§ Given text
Carmel Jackson - Reception

Reception

Co-creator of EastEnders, Julia Smith, has been quoted as saying, "Our EastEnd setting was chosen for the diversity of its past — the strong culture it has and the multi-racial community that has developed." However, the way that EastEnders treated their black characters during the 1980s has been criticized. Stephen Bourne, author of Black in the British Frame: The Black Experience in British Film and Television has commented that " black characters have rarely been as interesting as their white counterparts, or been given storylines of any substance...Viewers were more likely to tune in to watch the antics of Dirty Den, his wife Angie and bad boy Nick Cotton, than the Carpenter family and Carmel." In Robert Clyde Allen's book, To be Continued--: Soap Operas Around the World, Christine Geraghty has added "none of the black families rivaled the Fowler/Beale position at the heart of the programme's structure, and black characters were pushed to the margins of the story-lines. Carmel and Darren clearly had an extended family along the lines of the Fowler/Beale nexus but its other members were rarely seen."

Conversely, in The Black and White Media Show Book, edited by John Twitchin of BBC TV's Continuing Education Department (published in 1988), EastEnders is praised for portraying black people on mainstream television, and for giving them "respectable, fleshed-out parts which allow them to be the most difficult of things — 'normal people'." Additionally, actress Judith Jacob has said that she looks back on her three years in EastEnders only with "delight". She has also said that she disagrees with the criticism EastEnders gets for paying "token lip service to blacks and minorities, who are usually depicted stereotypically." In 2006, she commented to the Walford Gazette, "EastEnders was the only show to black actors. Coronation Street just recently started bringing in black characters. There has always been a good flow of people in EastEnders."

§ To do
a) Translate this sentence from the text on Carmel Jackson's reception into Spanish: "However, the way that EastEnders treated their black characters during the 1980s has been criticized."
b) Continue the text on Carmel Jackson's reception, picking up after its final sentence.

§ Stored data
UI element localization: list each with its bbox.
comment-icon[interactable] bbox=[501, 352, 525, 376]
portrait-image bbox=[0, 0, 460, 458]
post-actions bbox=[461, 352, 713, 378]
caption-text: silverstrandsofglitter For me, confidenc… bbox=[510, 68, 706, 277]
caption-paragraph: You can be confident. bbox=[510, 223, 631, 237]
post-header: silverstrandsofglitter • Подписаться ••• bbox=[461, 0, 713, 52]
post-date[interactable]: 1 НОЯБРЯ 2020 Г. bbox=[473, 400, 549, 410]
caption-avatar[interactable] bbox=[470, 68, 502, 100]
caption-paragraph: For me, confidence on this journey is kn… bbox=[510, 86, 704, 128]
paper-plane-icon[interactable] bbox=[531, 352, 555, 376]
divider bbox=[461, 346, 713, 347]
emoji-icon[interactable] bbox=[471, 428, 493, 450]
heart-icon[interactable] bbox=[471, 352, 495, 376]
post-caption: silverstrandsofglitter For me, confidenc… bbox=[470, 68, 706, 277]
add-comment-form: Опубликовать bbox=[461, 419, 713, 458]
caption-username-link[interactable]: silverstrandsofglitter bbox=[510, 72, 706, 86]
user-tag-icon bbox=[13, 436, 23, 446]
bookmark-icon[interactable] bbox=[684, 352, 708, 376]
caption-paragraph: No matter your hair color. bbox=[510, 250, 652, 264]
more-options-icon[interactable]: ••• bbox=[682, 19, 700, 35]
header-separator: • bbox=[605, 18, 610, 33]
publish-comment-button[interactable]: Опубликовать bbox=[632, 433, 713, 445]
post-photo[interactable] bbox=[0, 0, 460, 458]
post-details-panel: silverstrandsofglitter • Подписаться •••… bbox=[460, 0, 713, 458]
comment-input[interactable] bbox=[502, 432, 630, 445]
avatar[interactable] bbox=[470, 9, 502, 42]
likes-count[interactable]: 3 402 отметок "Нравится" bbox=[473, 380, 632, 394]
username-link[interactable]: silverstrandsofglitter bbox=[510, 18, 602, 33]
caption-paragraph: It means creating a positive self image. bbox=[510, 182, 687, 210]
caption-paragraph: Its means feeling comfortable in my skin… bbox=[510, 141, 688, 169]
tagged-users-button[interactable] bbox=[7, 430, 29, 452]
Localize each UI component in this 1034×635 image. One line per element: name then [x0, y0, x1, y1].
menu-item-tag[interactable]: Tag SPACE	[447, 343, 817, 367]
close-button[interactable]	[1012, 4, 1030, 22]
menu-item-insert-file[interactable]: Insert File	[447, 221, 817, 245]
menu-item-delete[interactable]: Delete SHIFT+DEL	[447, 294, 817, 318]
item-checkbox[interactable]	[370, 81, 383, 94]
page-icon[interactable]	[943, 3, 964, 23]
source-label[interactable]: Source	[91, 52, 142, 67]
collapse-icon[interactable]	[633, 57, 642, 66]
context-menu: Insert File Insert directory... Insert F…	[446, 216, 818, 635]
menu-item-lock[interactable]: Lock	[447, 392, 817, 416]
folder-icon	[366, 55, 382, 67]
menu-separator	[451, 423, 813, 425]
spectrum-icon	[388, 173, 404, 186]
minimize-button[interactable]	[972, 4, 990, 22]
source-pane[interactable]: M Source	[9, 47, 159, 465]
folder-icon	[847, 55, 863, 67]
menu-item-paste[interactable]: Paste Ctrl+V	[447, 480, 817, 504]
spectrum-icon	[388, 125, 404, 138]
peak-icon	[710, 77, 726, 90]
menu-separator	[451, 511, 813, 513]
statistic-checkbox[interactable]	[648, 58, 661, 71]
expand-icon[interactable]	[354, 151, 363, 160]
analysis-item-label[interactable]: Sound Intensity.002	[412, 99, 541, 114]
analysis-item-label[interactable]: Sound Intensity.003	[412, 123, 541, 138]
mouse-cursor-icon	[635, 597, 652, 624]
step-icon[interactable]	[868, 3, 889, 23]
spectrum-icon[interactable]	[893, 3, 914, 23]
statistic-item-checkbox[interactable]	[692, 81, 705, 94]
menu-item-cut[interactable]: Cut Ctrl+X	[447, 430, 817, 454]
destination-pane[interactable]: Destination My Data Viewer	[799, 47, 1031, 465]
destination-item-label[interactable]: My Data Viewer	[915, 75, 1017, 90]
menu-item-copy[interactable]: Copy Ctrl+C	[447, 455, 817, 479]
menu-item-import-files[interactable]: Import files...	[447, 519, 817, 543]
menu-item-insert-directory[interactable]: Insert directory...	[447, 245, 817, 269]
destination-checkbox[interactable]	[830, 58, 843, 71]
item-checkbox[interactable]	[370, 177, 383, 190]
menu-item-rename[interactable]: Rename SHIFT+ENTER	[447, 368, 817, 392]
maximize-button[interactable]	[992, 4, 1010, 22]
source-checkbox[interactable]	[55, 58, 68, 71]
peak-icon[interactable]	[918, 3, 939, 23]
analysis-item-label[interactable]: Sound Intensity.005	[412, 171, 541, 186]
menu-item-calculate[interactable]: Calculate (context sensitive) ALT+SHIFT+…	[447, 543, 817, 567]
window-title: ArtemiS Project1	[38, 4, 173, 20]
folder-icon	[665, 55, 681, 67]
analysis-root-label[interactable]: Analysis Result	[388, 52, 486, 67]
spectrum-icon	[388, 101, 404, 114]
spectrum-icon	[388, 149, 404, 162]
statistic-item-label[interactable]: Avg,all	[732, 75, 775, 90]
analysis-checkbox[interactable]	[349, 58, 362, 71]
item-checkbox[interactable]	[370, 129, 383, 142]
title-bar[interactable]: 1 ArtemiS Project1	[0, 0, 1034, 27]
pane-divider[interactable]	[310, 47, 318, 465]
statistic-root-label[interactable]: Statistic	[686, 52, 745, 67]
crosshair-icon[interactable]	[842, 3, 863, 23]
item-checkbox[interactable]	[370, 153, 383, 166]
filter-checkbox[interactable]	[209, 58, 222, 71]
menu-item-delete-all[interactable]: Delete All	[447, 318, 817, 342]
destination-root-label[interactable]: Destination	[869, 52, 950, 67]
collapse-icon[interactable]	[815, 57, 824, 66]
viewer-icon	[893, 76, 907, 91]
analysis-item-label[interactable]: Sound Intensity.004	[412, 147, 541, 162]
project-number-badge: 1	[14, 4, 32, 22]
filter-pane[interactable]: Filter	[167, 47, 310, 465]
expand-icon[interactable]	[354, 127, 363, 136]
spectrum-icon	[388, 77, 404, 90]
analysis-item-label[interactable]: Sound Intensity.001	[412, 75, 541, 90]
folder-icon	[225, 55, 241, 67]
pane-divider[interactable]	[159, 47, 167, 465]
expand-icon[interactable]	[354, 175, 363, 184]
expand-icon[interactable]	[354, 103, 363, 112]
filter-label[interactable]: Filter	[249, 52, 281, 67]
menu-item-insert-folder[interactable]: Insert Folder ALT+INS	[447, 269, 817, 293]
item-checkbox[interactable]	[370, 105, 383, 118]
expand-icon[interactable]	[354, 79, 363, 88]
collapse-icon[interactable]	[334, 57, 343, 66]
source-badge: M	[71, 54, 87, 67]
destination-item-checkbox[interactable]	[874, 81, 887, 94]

§ Answers for this exercise
a) Sin embargo, la forma en que EastEnders trató a sus personajes negros durante la década de 1980 ha sido criticada.

b)
Further criticism has been aimed at Carmel's portrayal as a health visitor. In the late 1980s, a specialist nursing magazine called Nursing Times had a feature on the character, remarking that she "has come in for quite a bit of stick from HVA members who haven't felt that the character gives a good impression of their role". HVA members expressed disappointment that the character "has not developed in a way which promotes the role of health visitors more positively." Roma Iskander, who had discussed the role with EastEnders scriptwriters on behalf of the HVA, said that "Carmel isn't a positive image of a black woman or a health visitor." The magazine article suggested that Carmel's personal problems with family and clients served her right "for moving to Albert Square in the first place. Health visitors be warned — don't live on your work patch". However, in Dominic Strinati's book, Come on Down?: Popular Media Culture in Post-War Britain, Christine Geraghty has argued that "the credibility of Carmel's character in the soap depended on her being part of the life of the Square, regularly and unproblematically available as a source of advice and support in her professional capacity as well as the focus of interest in terms of her personal life." Geraghty has said that tension arose from conflict in the 1980s soaps "between a desire to be positive about a particular issue and a commitment to credibility in terms of character and setting. The HVA, it would appear, want Carmel to be a model health visitor, demonstrating a wide range of skills in a professional manner. But the credibility of Carmel's character in the soap depends on her being a character who is part of the life of the Square, a professional who makes mistakes and whose personal life is almost a source of interest. Quite clearly, the demands for a positive image for health visitors as a profession are less pressing than the necessiity to be able to deploy Carmel as a soap opera character. Those making the programme are quite certain that this is the way it must be."